# Task prompt:
The complete listing should be restated exactly.

# Items from a figure collection:
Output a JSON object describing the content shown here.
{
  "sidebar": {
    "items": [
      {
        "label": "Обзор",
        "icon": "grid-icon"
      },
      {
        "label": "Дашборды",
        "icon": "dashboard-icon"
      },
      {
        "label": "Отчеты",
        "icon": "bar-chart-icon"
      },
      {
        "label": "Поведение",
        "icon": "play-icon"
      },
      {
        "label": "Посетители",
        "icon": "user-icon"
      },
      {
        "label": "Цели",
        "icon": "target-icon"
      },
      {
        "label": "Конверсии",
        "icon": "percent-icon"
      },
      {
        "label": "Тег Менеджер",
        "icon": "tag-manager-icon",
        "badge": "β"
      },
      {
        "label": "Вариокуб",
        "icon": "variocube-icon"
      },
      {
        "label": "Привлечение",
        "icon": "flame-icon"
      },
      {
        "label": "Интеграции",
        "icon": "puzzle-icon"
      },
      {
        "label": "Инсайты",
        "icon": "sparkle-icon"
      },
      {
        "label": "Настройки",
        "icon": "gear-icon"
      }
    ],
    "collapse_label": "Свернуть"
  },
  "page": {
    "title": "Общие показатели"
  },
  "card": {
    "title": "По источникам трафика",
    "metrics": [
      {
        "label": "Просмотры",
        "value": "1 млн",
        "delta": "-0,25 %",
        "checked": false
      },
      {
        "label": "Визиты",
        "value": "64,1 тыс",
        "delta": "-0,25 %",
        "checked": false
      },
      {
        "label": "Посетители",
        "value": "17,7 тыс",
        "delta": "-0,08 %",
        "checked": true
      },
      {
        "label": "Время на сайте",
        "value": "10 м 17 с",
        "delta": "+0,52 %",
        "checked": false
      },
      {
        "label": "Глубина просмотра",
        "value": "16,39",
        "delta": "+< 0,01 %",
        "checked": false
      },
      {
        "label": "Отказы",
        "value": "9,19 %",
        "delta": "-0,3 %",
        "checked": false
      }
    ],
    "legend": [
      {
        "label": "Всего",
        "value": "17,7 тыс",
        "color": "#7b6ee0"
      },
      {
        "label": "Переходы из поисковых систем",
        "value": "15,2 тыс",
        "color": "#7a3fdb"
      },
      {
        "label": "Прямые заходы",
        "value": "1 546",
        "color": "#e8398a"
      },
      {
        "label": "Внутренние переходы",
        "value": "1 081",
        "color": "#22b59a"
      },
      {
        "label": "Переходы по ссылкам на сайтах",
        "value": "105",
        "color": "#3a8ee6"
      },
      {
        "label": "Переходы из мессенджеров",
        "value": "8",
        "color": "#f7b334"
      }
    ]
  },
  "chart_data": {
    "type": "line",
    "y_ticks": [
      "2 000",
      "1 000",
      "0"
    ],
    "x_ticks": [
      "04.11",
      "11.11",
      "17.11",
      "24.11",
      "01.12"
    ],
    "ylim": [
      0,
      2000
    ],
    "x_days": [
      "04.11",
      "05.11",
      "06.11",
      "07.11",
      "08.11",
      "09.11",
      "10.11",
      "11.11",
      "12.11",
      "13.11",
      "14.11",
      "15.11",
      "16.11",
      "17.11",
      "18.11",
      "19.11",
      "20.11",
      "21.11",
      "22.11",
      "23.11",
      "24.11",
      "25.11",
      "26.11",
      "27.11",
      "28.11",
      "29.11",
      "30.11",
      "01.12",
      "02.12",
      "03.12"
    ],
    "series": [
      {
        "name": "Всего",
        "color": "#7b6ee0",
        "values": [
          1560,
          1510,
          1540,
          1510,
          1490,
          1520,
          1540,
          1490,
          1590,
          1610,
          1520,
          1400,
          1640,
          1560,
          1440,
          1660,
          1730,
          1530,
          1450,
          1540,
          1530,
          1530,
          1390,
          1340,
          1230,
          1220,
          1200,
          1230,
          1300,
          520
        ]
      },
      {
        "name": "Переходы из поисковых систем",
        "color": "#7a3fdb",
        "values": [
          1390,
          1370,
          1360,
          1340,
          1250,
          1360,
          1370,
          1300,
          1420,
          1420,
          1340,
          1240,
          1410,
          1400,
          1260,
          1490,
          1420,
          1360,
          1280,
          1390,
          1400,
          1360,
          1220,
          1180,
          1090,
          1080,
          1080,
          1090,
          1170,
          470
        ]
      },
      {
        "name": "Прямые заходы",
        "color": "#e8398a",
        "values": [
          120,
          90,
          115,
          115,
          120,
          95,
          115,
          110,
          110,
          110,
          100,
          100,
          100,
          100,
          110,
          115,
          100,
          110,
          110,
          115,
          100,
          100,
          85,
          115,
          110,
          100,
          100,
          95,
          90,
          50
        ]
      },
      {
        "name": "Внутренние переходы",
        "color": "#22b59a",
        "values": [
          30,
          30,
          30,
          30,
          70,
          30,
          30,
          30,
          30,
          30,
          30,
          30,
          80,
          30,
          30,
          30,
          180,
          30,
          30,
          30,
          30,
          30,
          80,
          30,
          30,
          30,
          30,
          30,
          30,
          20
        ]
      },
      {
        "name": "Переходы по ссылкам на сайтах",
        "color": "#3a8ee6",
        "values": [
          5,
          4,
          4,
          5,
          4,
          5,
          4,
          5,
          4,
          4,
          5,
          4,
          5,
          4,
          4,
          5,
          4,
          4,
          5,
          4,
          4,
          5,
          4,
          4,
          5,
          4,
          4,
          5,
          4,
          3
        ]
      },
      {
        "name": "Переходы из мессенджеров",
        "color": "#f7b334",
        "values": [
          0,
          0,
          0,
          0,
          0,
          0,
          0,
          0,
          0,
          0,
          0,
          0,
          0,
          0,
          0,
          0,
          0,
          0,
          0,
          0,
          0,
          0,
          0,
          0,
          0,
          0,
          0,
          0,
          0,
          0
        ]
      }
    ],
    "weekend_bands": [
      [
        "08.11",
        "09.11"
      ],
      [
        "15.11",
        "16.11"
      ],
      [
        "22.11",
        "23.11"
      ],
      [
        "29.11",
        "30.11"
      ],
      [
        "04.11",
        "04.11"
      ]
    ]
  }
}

# Complete output:
Output a JSON object describing the content shown here.
{
  "sidebar": {
    "items": [
      {
        "label": "Обзор",
        "icon": "grid-icon"
      },
      {
        "label": "Дашборды",
        "icon": "dashboard-icon"
      },
      {
        "label": "Отчеты",
        "icon": "bar-chart-icon"
      },
      {
        "label": "Поведение",
        "icon": "play-icon"
      },
      {
        "label": "Посетители",
        "icon": "user-icon"
      },
      {
        "label": "Цели",
        "icon": "target-icon"
      },
      {
        "label": "Конверсии",
        "icon": "percent-icon"
      },
      {
        "label": "Тег Менеджер",
        "icon": "tag-manager-icon",
        "badge": "β"
      },
      {
        "label": "Вариокуб",
        "icon": "variocube-icon"
      },
      {
        "label": "Привлечение",
        "icon": "flame-icon"
      },
      {
        "label": "Интеграции",
        "icon": "puzzle-icon"
      },
      {
        "label": "Инсайты",
        "icon": "sparkle-icon"
      },
      {
        "label": "Настройки",
        "icon": "gear-icon"
      }
    ],
    "collapse_label": "Свернуть"
  },
  "page": {
    "title": "Общие показатели"
  },
  "card": {
    "title": "По источникам трафика",
    "metrics": [
      {
        "label": "Просмотры",
        "value": "1 млн",
        "delta": "-0,25 %",
        "checked": false
      },
      {
        "label": "Визиты",
        "value": "64,1 тыс",
        "delta": "-0,25 %",
        "checked": false
      },
      {
        "label": "Посетители",
        "value": "17,7 тыс",
        "delta": "-0,08 %",
        "checked": true
      },
      {
        "label": "Время на сайте",
        "value": "10 м 17 с",
        "delta": "+0,52 %",
        "checked": false
      },
      {
        "label": "Глубина просмотра",
        "value": "16,39",
        "delta": "+< 0,01 %",
        "checked": false
      },
      {
        "label": "Отказы",
        "value": "9,19 %",
        "delta": "-0,3 %",
        "checked": false
      }
    ],
    "legend": [
      {
        "label": "Всего",
        "value": "17,7 тыс",
        "color": "#7b6ee0"
      },
      {
        "label": "Переходы из поисковых систем",
        "value": "15,2 тыс",
        "color": "#7a3fdb"
      },
      {
        "label": "Прямые заходы",
        "value": "1 546",
        "color": "#e8398a"
      },
      {
        "label": "Внутренние переходы",
        "value": "1 081",
        "color": "#22b59a"
      },
      {
        "label": "Переходы по ссылкам на сайтах",
        "value": "105",
        "color": "#3a8ee6"
      },
      {
        "label": "Переходы из мессенджеров",
        "value": "8",
        "color": "#f7b334"
      }
    ]
  },
  "chart_data": {
    "type": "line",
    "y_ticks": [
      "2 000",
      "1 000",
      "0"
    ],
    "x_ticks": [
      "04.11",
      "11.11",
      "17.11",
      "24.11",
      "01.12"
    ],
    "ylim": [
      0,
      2000
    ],
    "x_days": [
      "04.11",
      "05.11",
      "06.11",
      "07.11",
      "08.11",
      "09.11",
      "10.11",
      "11.11",
      "12.11",
      "13.11",
      "14.11",
      "15.11",
      "16.11",
      "17.11",
      "18.11",
      "19.11",
      "20.11",
      "21.11",
      "22.11",
      "23.11",
      "24.11",
      "25.11",
      "26.11",
      "27.11",
      "28.11",
      "29.11",
      "30.11",
      "01.12",
      "02.12",
      "03.12"
    ],
    "series": [
      {
        "name": "Всего",
        "color": "#7b6ee0",
        "values": [
          1560,
          1510,
          1540,
          1510,
          1490,
          1520,
          1540,
          1490,
          1590,
          1610,
          1520,
          1400,
          1640,
          1560,
          1440,
          1660,
          1730,
          1530,
          1450,
          1540,
          1530,
          1530,
          1390,
          1340,
          1230,
          1220,
          1200,
          1230,
          1300,
          520
        ]
      },
      {
        "name": "Переходы из поисковых систем",
        "color": "#7a3fdb",
        "values": [
          1390,
          1370,
          1360,
          1340,
          1250,
          1360,
          1370,
          1300,
          1420,
          1420,
          1340,
          1240,
          1410,
          1400,
          1260,
          1490,
          1420,
          1360,
          1280,
          1390,
          1400,
          1360,
          1220,
          1180,
          1090,
          1080,
          1080,
          1090,
          1170,
          470
        ]
      },
      {
        "name": "Прямые заходы",
        "color": "#e8398a",
        "values": [
          120,
          90,
          115,
          115,
          120,
          95,
          115,
          110,
          110,
          110,
          100,
          100,
          100,
          100,
          110,
          115,
          100,
          110,
          110,
          115,
          100,
          100,
          85,
          115,
          110,
          100,
          100,
          95,
          90,
          50
        ]
      },
      {
        "name": "Внутренние переходы",
        "color": "#22b59a",
        "values": [
          30,
          30,
          30,
          30,
          70,
          30,
          30,
          30,
          30,
          30,
          30,
          30,
          80,
          30,
          30,
          30,
          180,
          30,
          30,
          30,
          30,
          30,
          80,
          30,
          30,
          30,
          30,
          30,
          30,
          20
        ]
      },
      {
        "name": "Переходы по ссылкам на сайтах",
        "color": "#3a8ee6",
        "values": [
          5,
          4,
          4,
          5,
          4,
          5,
          4,
          5,
          4,
          4,
          5,
          4,
          5,
          4,
          4,
          5,
          4,
          4,
          5,
          4,
          4,
          5,
          4,
          4,
          5,
          4,
          4,
          5,
          4,
          3
        ]
      },
      {
        "name": "Переходы из мессенджеров",
        "color": "#f7b334",
        "values": [
          0,
          0,
          0,
          0,
          0,
          0,
          0,
          0,
          0,
          0,
          0,
          0,
          0,
          0,
          0,
          0,
          0,
          0,
          0,
          0,
          0,
          0,
          0,
          0,
          0,
          0,
          0,
          0,
          0,
          0
        ]
      }
    ],
    "weekend_bands": [
      [
        "08.11",
        "09.11"
      ],
      [
        "15.11",
        "16.11"
      ],
      [
        "22.11",
        "23.11"
      ],
      [
        "29.11",
        "30.11"
      ],
      [
        "04.11",
        "04.11"
      ]
    ]
  }
}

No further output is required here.